Written request: Copy the listing verbatim, excluding any images found in it.

**********

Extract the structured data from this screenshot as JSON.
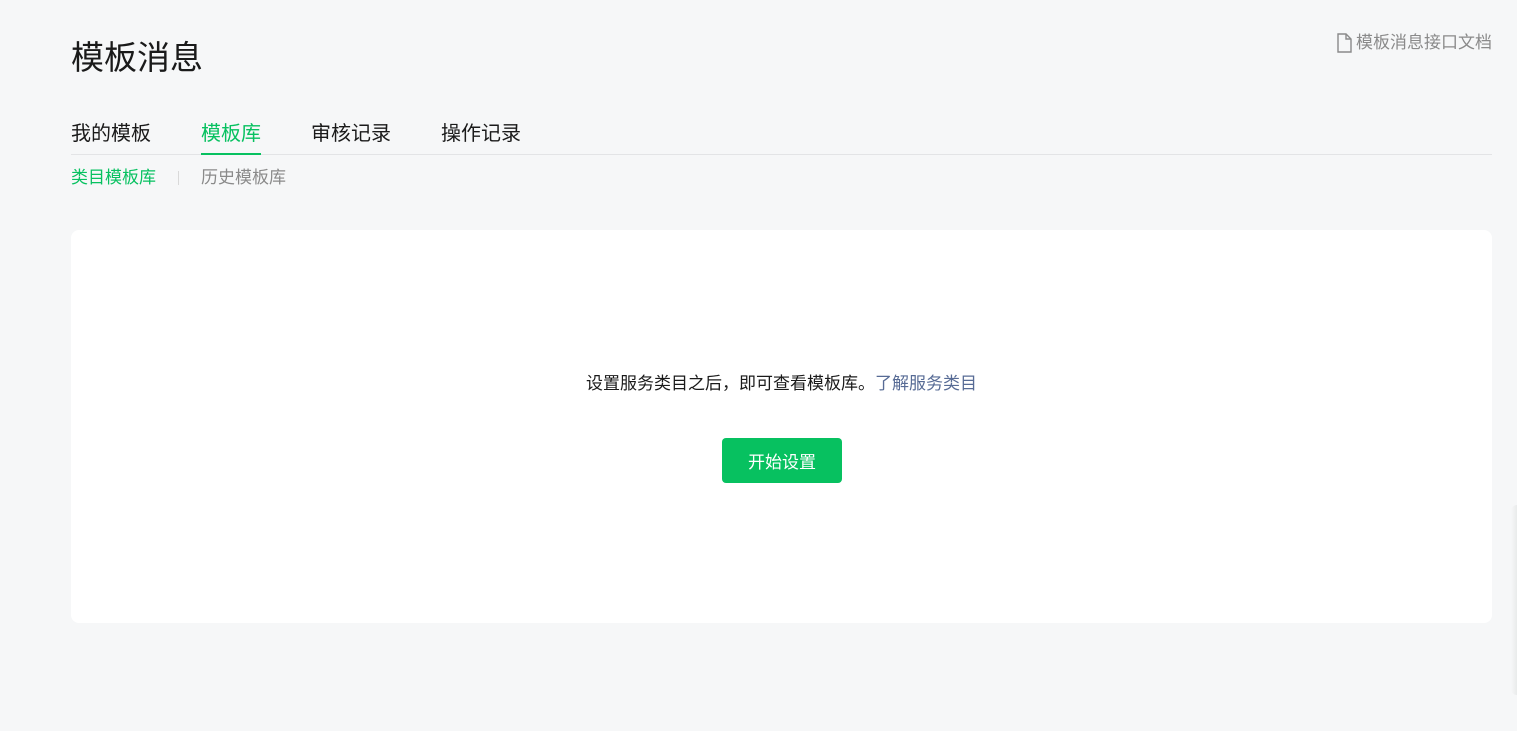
{
  "page": {
    "title": "模板消息"
  },
  "doc_link": {
    "icon": "document-icon",
    "label": "模板消息接口文档"
  },
  "tabs": [
    {
      "label": "我的模板",
      "active": false
    },
    {
      "label": "模板库",
      "active": true
    },
    {
      "label": "审核记录",
      "active": false
    },
    {
      "label": "操作记录",
      "active": false
    }
  ],
  "subtabs": [
    {
      "label": "类目模板库",
      "active": true
    },
    {
      "label": "历史模板库",
      "active": false
    }
  ],
  "empty_state": {
    "message": "设置服务类目之后，即可查看模板库。",
    "link_label": "了解服务类目",
    "button_label": "开始设置"
  },
  "colors": {
    "accent": "#07c160",
    "link": "#576b95",
    "background": "#f6f7f8",
    "card": "#ffffff",
    "muted_text": "#8a8a8a"
  }
}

**********

Full output:
Extract the structured data from this screenshot as JSON.
{
  "page": {
    "title": "模板消息"
  },
  "doc_link": {
    "icon": "document-icon",
    "label": "模板消息接口文档"
  },
  "tabs": [
    {
      "label": "我的模板",
      "active": false
    },
    {
      "label": "模板库",
      "active": true
    },
    {
      "label": "审核记录",
      "active": false
    },
    {
      "label": "操作记录",
      "active": false
    }
  ],
  "subtabs": [
    {
      "label": "类目模板库",
      "active": true
    },
    {
      "label": "历史模板库",
      "active": false
    }
  ],
  "empty_state": {
    "message": "设置服务类目之后，即可查看模板库。",
    "link_label": "了解服务类目",
    "button_label": "开始设置"
  },
  "colors": {
    "accent": "#07c160",
    "link": "#576b95",
    "background": "#f6f7f8",
    "card": "#ffffff",
    "muted_text": "#8a8a8a"
  }
}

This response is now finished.